What to work on:
Output the records. Match them exactly.

☆ ☆ ☆

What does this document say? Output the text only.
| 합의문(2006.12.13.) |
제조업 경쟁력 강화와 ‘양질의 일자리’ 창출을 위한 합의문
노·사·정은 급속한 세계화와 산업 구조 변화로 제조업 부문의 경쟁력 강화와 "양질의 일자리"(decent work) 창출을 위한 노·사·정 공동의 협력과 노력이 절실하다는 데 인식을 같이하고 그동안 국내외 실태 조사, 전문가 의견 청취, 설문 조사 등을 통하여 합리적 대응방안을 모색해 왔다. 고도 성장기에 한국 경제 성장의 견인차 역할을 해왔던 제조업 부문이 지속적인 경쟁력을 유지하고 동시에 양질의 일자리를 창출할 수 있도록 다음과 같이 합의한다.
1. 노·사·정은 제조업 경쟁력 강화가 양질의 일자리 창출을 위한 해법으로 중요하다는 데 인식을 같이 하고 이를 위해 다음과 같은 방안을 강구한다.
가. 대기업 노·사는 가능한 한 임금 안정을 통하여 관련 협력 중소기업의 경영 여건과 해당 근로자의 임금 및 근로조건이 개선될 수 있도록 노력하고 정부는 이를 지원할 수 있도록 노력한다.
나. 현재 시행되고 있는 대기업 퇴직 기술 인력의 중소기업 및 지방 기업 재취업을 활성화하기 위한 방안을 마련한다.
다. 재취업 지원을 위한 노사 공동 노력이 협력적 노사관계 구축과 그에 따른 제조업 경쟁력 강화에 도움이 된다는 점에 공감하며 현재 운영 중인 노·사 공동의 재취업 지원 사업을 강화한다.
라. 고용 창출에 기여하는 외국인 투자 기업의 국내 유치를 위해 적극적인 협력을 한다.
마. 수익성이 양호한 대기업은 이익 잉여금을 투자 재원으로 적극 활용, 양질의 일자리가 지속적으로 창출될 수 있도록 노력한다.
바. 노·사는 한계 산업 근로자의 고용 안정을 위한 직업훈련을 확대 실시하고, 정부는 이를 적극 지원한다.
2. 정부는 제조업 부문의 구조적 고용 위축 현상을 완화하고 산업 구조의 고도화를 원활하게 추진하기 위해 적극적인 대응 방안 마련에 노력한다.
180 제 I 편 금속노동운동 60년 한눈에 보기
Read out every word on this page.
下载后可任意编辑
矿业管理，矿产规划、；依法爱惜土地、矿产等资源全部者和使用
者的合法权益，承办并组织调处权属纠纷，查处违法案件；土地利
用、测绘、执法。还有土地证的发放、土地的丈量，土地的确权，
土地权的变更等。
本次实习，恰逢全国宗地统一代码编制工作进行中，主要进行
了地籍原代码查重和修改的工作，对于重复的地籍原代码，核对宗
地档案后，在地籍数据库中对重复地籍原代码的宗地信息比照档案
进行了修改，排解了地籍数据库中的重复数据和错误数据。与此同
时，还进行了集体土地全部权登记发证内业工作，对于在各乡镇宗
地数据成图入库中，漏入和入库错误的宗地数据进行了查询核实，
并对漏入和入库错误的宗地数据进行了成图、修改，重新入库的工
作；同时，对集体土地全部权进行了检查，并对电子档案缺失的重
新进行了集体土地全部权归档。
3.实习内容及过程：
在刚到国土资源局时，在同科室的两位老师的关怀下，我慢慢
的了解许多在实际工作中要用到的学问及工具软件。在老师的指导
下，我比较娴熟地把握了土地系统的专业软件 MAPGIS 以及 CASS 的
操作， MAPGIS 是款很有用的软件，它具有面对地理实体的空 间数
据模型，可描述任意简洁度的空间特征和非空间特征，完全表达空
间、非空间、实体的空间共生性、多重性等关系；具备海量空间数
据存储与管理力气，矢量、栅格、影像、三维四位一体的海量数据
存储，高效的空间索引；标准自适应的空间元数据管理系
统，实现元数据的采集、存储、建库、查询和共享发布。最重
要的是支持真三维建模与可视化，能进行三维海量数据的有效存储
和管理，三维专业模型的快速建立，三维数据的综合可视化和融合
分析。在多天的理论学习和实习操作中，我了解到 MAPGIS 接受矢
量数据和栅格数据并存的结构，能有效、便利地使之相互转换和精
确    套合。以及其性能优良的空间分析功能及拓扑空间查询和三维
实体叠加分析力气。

☆ ☆ ☆

Expected output:
What does this document say? Output the text only.
| 합의문(2006.12.13.) |
제조업 경쟁력 강화와 ‘양질의 일자리’ 창출을 위한 합의문
노·사·정은 급속한 세계화와 산업 구조 변화로 제조업 부문의 경쟁력 강화와 "양질의 일자리"(decent work) 창출을 위한 노·사·정 공동의 협력과 노력이 절실하다는 데 인식을 같이하고 그동안 국내외 실태 조사, 전문가 의견 청취, 설문 조사 등을 통하여 합리적 대응방안을 모색해 왔다. 고도 성장기에 한국 경제 성장의 견인차 역할을 해왔던 제조업 부문이 지속적인 경쟁력을 유지하고 동시에 양질의 일자리를 창출할 수 있도록 다음과 같이 합의한다.
1. 노·사·정은 제조업 경쟁력 강화가 양질의 일자리 창출을 위한 해법으로 중요하다는 데 인식을 같이 하고 이를 위해 다음과 같은 방안을 강구한다.
가. 대기업 노·사는 가능한 한 임금 안정을 통하여 관련 협력 중소기업의 경영 여건과 해당 근로자의 임금 및 근로조건이 개선될 수 있도록 노력하고 정부는 이를 지원할 수 있도록 노력한다.
나. 현재 시행되고 있는 대기업 퇴직 기술 인력의 중소기업 및 지방 기업 재취업을 활성화하기 위한 방안을 마련한다.
다. 재취업 지원을 위한 노사 공동 노력이 협력적 노사관계 구축과 그에 따른 제조업 경쟁력 강화에 도움이 된다는 점에 공감하며 현재 운영 중인 노·사 공동의 재취업 지원 사업을 강화한다.
라. 고용 창출에 기여하는 외국인 투자 기업의 국내 유치를 위해 적극적인 협력을 한다.
마. 수익성이 양호한 대기업은 이익 잉여금을 투자 재원으로 적극 활용, 양질의 일자리가 지속적으로 창출될 수 있도록 노력한다.
바. 노·사는 한계 산업 근로자의 고용 안정을 위한 직업훈련을 확대 실시하고, 정부는 이를 적극 지원한다.
2. 정부는 제조업 부문의 구조적 고용 위축 현상을 완화하고 산업 구조의 고도화를 원활하게 추진하기 위해 적극적인 대응 방안 마련에 노력한다.
180 제 I 편 금속노동운동 60년 한눈에 보기
Read out every word on this page.
下载后可任意编辑
矿业管理，矿产规划、；依法爱惜土地、矿产等资源全部者和使用
者的合法权益，承办并组织调处权属纠纷，查处违法案件；土地利
用、测绘、执法。还有土地证的发放、土地的丈量，土地的确权，
土地权的变更等。
本次实习，恰逢全国宗地统一代码编制工作进行中，主要进行
了地籍原代码查重和修改的工作，对于重复的地籍原代码，核对宗
地档案后，在地籍数据库中对重复地籍原代码的宗地信息比照档案
进行了修改，排解了地籍数据库中的重复数据和错误数据。与此同
时，还进行了集体土地全部权登记发证内业工作，对于在各乡镇宗
地数据成图入库中，漏入和入库错误的宗地数据进行了查询核实，
并对漏入和入库错误的宗地数据进行了成图、修改，重新入库的工
作；同时，对集体土地全部权进行了检查，并对电子档案缺失的重
新进行了集体土地全部权归档。
3.实习内容及过程：
在刚到国土资源局时，在同科室的两位老师的关怀下，我慢慢
的了解许多在实际工作中要用到的学问及工具软件。在老师的指导
下，我比较娴熟地把握了土地系统的专业软件 MAPGIS 以及 CASS 的
操作， MAPGIS 是款很有用的软件，它具有面对地理实体的空 间数
据模型，可描述任意简洁度的空间特征和非空间特征，完全表达空
间、非空间、实体的空间共生性、多重性等关系；具备海量空间数
据存储与管理力气，矢量、栅格、影像、三维四位一体的海量数据
存储，高效的空间索引；标准自适应的空间元数据管理系
统，实现元数据的采集、存储、建库、查询和共享发布。最重
要的是支持真三维建模与可视化，能进行三维海量数据的有效存储
和管理，三维专业模型的快速建立，三维数据的综合可视化和融合
分析。在多天的理论学习和实习操作中，我了解到 MAPGIS 接受矢
量数据和栅格数据并存的结构，能有效、便利地使之相互转换和精
确    套合。以及其性能优良的空间分析功能及拓扑空间查询和三维
实体叠加分析力气。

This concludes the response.